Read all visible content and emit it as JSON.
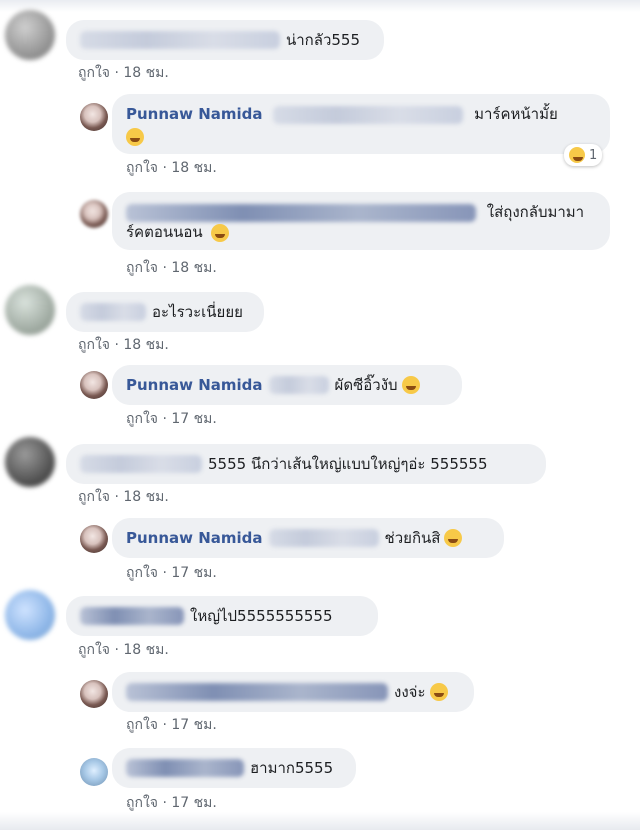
{
  "comments": [
    {
      "text": "น่ากลัว555",
      "like": "ถูกใจ",
      "dot": "·",
      "time": "18 ชม."
    },
    {
      "name": "Punnaw Namida",
      "text": "มาร์คหน้ามั้ย",
      "like": "ถูกใจ",
      "dot": "·",
      "time": "18 ชม.",
      "reaction_count": "1"
    },
    {
      "text_line1": "ใส่ถุงกลับมามา",
      "text_line2": "ร์คตอนนอน",
      "like": "ถูกใจ",
      "dot": "·",
      "time": "18 ชม."
    },
    {
      "text": "อะไรวะเนี่ยยย",
      "like": "ถูกใจ",
      "dot": "·",
      "time": "18 ชม."
    },
    {
      "name": "Punnaw Namida",
      "text": "ผัดซีอิ๊วงับ",
      "like": "ถูกใจ",
      "dot": "·",
      "time": "17 ชม."
    },
    {
      "text": "5555 นึกว่าเส้นใหญ่แบบใหญ่ๆอ่ะ 555555",
      "like": "ถูกใจ",
      "dot": "·",
      "time": "18 ชม."
    },
    {
      "name": "Punnaw Namida",
      "text": "ช่วยกินสิ",
      "like": "ถูกใจ",
      "dot": "·",
      "time": "17 ชม."
    },
    {
      "text": "ใหญ่ไป5555555555",
      "like": "ถูกใจ",
      "dot": "·",
      "time": "18 ชม."
    },
    {
      "text": "งงจ่ะ",
      "like": "ถูกใจ",
      "dot": "·",
      "time": "17 ชม."
    },
    {
      "text": "ฮามาก5555",
      "like": "ถูกใจ",
      "dot": "·",
      "time": "17 ชม."
    }
  ],
  "icons": {
    "emoji": "laughing-emoji-icon",
    "reaction": "haha-reaction-icon"
  },
  "colors": {
    "bubble": "#eef0f3",
    "name": "#385898",
    "meta": "#606770"
  }
}
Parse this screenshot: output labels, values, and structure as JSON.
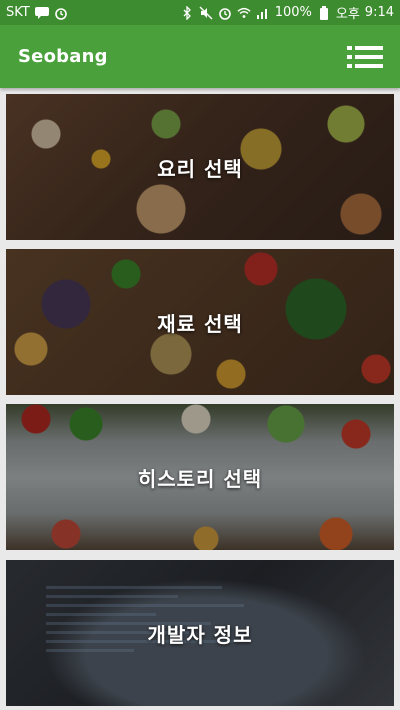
{
  "status_bar": {
    "carrier": "SKT",
    "battery": "100%",
    "ampm": "오후",
    "time": "9:14"
  },
  "app_bar": {
    "title": "Seobang",
    "menu_icon": "menu-icon"
  },
  "cards": [
    {
      "label": "요리 선택"
    },
    {
      "label": "재료 선택"
    },
    {
      "label": "히스토리 선택"
    },
    {
      "label": "개발자 정보"
    }
  ],
  "colors": {
    "status_bar": "#3e8c30",
    "app_bar": "#4aa13c",
    "background": "#e9e9e9"
  }
}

- To do -
Omit the images and transcribe all of the records above word for word.

- Output -
Read all visible content and emit it as JSON.
{
  "comments": [
    {
      "text": "น่ากลัว555",
      "like": "ถูกใจ",
      "dot": "·",
      "time": "18 ชม."
    },
    {
      "name": "Punnaw Namida",
      "text": "มาร์คหน้ามั้ย",
      "like": "ถูกใจ",
      "dot": "·",
      "time": "18 ชม.",
      "reaction_count": "1"
    },
    {
      "text_line1": "ใส่ถุงกลับมามา",
      "text_line2": "ร์คตอนนอน",
      "like": "ถูกใจ",
      "dot": "·",
      "time": "18 ชม."
    },
    {
      "text": "อะไรวะเนี่ยยย",
      "like": "ถูกใจ",
      "dot": "·",
      "time": "18 ชม."
    },
    {
      "name": "Punnaw Namida",
      "text": "ผัดซีอิ๊วงับ",
      "like": "ถูกใจ",
      "dot": "·",
      "time": "17 ชม."
    },
    {
      "text": "5555 นึกว่าเส้นใหญ่แบบใหญ่ๆอ่ะ 555555",
      "like": "ถูกใจ",
      "dot": "·",
      "time": "18 ชม."
    },
    {
      "name": "Punnaw Namida",
      "text": "ช่วยกินสิ",
      "like": "ถูกใจ",
      "dot": "·",
      "time": "17 ชม."
    },
    {
      "text": "ใหญ่ไป5555555555",
      "like": "ถูกใจ",
      "dot": "·",
      "time": "18 ชม."
    },
    {
      "text": "งงจ่ะ",
      "like": "ถูกใจ",
      "dot": "·",
      "time": "17 ชม."
    },
    {
      "text": "ฮามาก5555",
      "like": "ถูกใจ",
      "dot": "·",
      "time": "17 ชม."
    }
  ],
  "icons": {
    "emoji": "laughing-emoji-icon",
    "reaction": "haha-reaction-icon"
  },
  "colors": {
    "bubble": "#eef0f3",
    "name": "#385898",
    "meta": "#606770"
  }
}
Parse this screenshot: output labels, values, and structure as JSON.
{
  "status_bar": {
    "carrier": "SKT",
    "battery": "100%",
    "ampm": "오후",
    "time": "9:14"
  },
  "app_bar": {
    "title": "Seobang",
    "menu_icon": "menu-icon"
  },
  "cards": [
    {
      "label": "요리 선택"
    },
    {
      "label": "재료 선택"
    },
    {
      "label": "히스토리 선택"
    },
    {
      "label": "개발자 정보"
    }
  ],
  "colors": {
    "status_bar": "#3e8c30",
    "app_bar": "#4aa13c",
    "background": "#e9e9e9"
  }
}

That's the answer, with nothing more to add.